TASK GOAL:
Repeat verbatim every line of the material, beginning at the line that holds "What's the underlying" and ending at its last line.

------ LISTING

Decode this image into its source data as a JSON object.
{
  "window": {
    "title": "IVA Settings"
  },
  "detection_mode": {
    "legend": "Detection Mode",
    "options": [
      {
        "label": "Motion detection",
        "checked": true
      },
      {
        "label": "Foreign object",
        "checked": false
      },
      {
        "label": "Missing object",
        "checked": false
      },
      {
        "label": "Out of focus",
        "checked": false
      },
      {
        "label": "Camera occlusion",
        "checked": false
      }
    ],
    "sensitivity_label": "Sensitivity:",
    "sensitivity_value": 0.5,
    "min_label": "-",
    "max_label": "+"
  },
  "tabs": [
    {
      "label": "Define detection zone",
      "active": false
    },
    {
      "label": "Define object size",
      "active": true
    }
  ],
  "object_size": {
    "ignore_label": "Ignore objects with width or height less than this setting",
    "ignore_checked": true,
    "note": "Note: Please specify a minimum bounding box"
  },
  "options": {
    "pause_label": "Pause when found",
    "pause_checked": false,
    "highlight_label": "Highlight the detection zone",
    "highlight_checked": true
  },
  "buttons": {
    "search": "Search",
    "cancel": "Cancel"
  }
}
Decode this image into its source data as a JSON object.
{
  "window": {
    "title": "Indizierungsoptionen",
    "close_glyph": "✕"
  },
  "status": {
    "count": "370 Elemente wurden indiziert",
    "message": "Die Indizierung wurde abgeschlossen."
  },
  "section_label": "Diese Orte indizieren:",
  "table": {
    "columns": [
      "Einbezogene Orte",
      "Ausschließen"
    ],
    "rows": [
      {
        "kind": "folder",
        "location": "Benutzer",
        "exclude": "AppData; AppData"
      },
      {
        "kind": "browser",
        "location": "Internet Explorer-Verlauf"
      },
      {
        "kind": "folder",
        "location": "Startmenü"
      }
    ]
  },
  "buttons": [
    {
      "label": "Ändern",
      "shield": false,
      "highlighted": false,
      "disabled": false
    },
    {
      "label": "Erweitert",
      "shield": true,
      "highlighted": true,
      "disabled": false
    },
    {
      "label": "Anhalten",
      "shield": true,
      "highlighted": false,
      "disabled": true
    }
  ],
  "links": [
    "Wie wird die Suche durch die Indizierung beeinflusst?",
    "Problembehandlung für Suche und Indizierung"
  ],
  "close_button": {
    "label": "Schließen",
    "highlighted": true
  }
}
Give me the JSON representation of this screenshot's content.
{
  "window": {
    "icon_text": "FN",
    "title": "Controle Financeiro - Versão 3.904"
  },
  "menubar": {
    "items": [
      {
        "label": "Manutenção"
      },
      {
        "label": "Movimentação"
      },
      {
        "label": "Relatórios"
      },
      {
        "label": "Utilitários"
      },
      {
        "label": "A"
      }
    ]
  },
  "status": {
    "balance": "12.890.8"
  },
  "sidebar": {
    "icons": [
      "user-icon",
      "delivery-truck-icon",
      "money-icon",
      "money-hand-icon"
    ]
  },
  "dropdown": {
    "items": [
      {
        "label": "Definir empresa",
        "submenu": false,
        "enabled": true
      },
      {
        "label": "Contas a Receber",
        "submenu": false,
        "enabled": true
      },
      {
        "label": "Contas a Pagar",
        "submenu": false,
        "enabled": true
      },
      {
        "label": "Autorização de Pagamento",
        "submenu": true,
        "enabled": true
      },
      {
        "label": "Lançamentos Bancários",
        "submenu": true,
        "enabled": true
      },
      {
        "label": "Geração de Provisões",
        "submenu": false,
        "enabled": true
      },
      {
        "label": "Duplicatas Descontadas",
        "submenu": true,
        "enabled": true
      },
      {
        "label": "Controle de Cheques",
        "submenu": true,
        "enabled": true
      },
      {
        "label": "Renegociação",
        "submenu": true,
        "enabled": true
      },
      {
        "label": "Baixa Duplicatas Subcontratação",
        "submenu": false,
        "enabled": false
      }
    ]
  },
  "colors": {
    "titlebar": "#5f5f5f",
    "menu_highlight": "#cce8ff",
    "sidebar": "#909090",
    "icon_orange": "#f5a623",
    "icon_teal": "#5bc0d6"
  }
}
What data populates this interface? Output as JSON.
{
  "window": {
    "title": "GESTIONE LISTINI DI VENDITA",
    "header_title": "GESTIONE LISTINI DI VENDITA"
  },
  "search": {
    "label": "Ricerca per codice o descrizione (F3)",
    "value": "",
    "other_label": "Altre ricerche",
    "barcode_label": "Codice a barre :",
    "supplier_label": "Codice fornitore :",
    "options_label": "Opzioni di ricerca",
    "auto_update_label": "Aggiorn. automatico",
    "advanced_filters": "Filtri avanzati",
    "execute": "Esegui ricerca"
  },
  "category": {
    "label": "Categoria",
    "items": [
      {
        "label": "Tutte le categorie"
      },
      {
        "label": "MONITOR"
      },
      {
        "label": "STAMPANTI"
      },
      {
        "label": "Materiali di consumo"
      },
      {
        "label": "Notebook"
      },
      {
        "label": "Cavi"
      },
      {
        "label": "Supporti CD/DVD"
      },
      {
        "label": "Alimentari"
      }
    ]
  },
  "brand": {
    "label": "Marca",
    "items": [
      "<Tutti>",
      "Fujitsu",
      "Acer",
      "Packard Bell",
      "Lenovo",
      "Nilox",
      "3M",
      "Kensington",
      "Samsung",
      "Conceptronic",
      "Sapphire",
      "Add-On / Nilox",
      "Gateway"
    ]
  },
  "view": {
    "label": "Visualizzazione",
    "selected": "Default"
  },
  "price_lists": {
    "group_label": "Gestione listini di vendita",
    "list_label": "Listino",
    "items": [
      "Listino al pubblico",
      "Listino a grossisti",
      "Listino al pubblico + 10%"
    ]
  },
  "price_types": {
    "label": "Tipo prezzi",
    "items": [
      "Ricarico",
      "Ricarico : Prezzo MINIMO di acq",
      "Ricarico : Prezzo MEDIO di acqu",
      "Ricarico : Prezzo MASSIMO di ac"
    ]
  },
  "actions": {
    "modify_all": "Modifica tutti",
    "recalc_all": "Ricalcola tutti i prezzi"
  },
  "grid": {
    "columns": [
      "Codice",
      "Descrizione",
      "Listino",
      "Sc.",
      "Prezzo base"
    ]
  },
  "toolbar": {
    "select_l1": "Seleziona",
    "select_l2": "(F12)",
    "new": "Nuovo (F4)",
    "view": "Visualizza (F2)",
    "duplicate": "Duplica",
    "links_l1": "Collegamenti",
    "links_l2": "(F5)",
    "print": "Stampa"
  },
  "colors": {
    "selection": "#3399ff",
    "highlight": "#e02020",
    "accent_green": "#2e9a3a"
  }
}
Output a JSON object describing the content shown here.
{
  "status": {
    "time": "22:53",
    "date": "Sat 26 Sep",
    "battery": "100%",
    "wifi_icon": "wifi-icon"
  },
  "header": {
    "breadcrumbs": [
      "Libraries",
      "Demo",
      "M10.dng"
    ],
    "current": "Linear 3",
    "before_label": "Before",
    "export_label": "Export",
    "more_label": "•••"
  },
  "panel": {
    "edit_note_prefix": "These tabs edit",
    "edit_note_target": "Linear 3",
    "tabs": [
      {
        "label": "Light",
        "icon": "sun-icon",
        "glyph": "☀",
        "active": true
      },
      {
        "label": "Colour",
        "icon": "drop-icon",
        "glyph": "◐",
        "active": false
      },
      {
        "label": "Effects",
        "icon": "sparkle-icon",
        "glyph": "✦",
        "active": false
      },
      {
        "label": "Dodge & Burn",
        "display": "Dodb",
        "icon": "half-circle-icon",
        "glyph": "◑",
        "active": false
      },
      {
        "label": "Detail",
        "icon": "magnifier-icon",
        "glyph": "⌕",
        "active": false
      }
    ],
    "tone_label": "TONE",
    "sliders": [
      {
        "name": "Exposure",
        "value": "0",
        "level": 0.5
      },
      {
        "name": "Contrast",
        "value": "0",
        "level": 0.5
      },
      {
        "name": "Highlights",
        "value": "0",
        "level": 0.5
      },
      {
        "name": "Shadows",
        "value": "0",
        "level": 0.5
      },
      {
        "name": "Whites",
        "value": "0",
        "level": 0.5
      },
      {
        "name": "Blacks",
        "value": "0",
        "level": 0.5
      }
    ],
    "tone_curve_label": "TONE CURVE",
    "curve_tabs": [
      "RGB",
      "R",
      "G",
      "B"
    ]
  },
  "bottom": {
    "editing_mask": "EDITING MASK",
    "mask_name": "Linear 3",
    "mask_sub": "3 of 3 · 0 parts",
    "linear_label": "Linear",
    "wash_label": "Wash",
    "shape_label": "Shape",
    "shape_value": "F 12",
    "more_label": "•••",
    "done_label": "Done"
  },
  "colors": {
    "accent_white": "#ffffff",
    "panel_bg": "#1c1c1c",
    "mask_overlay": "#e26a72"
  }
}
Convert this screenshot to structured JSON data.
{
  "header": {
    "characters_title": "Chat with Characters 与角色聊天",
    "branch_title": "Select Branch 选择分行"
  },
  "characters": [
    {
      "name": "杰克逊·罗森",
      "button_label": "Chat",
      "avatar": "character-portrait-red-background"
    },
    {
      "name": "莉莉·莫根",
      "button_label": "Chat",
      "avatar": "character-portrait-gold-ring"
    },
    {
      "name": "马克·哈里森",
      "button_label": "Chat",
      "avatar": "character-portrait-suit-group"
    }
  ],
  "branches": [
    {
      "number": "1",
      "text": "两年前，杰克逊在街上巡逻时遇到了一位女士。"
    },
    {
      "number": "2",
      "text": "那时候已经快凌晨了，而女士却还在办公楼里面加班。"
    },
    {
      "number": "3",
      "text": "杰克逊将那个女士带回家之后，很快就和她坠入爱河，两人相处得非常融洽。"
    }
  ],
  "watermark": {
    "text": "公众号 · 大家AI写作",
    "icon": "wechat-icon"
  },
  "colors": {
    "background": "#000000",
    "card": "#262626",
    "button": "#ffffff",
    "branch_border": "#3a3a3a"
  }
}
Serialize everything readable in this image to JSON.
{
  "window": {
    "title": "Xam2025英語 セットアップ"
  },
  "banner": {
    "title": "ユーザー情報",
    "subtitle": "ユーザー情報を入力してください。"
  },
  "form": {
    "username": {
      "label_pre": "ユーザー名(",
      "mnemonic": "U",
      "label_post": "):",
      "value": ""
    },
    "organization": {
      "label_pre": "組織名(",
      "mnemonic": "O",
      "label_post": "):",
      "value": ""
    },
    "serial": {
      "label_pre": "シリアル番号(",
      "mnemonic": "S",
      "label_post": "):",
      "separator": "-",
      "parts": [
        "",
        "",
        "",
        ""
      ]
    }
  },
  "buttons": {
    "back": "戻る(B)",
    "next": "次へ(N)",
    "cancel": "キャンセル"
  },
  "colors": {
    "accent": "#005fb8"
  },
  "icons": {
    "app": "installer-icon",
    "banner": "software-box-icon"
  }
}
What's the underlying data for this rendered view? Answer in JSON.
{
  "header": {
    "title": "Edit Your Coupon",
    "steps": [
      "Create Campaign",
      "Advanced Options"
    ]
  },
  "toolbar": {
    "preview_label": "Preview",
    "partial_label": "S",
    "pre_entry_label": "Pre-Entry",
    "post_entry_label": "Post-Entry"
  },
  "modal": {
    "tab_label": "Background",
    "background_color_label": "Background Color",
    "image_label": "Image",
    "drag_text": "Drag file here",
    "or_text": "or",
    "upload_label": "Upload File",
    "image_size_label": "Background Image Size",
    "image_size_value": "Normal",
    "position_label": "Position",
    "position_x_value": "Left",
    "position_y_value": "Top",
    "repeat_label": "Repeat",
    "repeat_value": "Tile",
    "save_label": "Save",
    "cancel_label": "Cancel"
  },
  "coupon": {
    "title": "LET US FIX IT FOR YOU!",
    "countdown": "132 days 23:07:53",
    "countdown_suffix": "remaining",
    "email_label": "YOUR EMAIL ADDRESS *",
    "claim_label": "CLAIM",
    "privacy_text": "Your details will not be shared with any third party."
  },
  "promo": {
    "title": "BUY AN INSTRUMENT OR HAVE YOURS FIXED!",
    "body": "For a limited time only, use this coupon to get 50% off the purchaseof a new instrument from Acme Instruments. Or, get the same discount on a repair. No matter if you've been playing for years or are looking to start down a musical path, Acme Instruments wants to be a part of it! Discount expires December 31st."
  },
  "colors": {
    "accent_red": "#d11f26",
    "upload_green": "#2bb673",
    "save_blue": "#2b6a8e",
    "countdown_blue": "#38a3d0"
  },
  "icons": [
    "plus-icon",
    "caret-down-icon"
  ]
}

------------

RESULT:
What's the underlying data for this rendered view? Answer in JSON.
{
  "header": {
    "title": "Edit Your Coupon",
    "steps": [
      "Create Campaign",
      "Advanced Options"
    ]
  },
  "toolbar": {
    "preview_label": "Preview",
    "partial_label": "S",
    "pre_entry_label": "Pre-Entry",
    "post_entry_label": "Post-Entry"
  },
  "modal": {
    "tab_label": "Background",
    "background_color_label": "Background Color",
    "image_label": "Image",
    "drag_text": "Drag file here",
    "or_text": "or",
    "upload_label": "Upload File",
    "image_size_label": "Background Image Size",
    "image_size_value": "Normal",
    "position_label": "Position",
    "position_x_value": "Left",
    "position_y_value": "Top",
    "repeat_label": "Repeat",
    "repeat_value": "Tile",
    "save_label": "Save",
    "cancel_label": "Cancel"
  },
  "coupon": {
    "title": "LET US FIX IT FOR YOU!",
    "countdown": "132 days 23:07:53",
    "countdown_suffix": "remaining",
    "email_label": "YOUR EMAIL ADDRESS *",
    "claim_label": "CLAIM",
    "privacy_text": "Your details will not be shared with any third party."
  },
  "promo": {
    "title": "BUY AN INSTRUMENT OR HAVE YOURS FIXED!",
    "body": "For a limited time only, use this coupon to get 50% off the purchaseof a new instrument from Acme Instruments. Or, get the same discount on a repair. No matter if you've been playing for years or are looking to start down a musical path, Acme Instruments wants to be a part of it! Discount expires December 31st."
  },
  "colors": {
    "accent_red": "#d11f26",
    "upload_green": "#2bb673",
    "save_blue": "#2b6a8e",
    "countdown_blue": "#38a3d0"
  },
  "icons": [
    "plus-icon",
    "caret-down-icon"
  ]
}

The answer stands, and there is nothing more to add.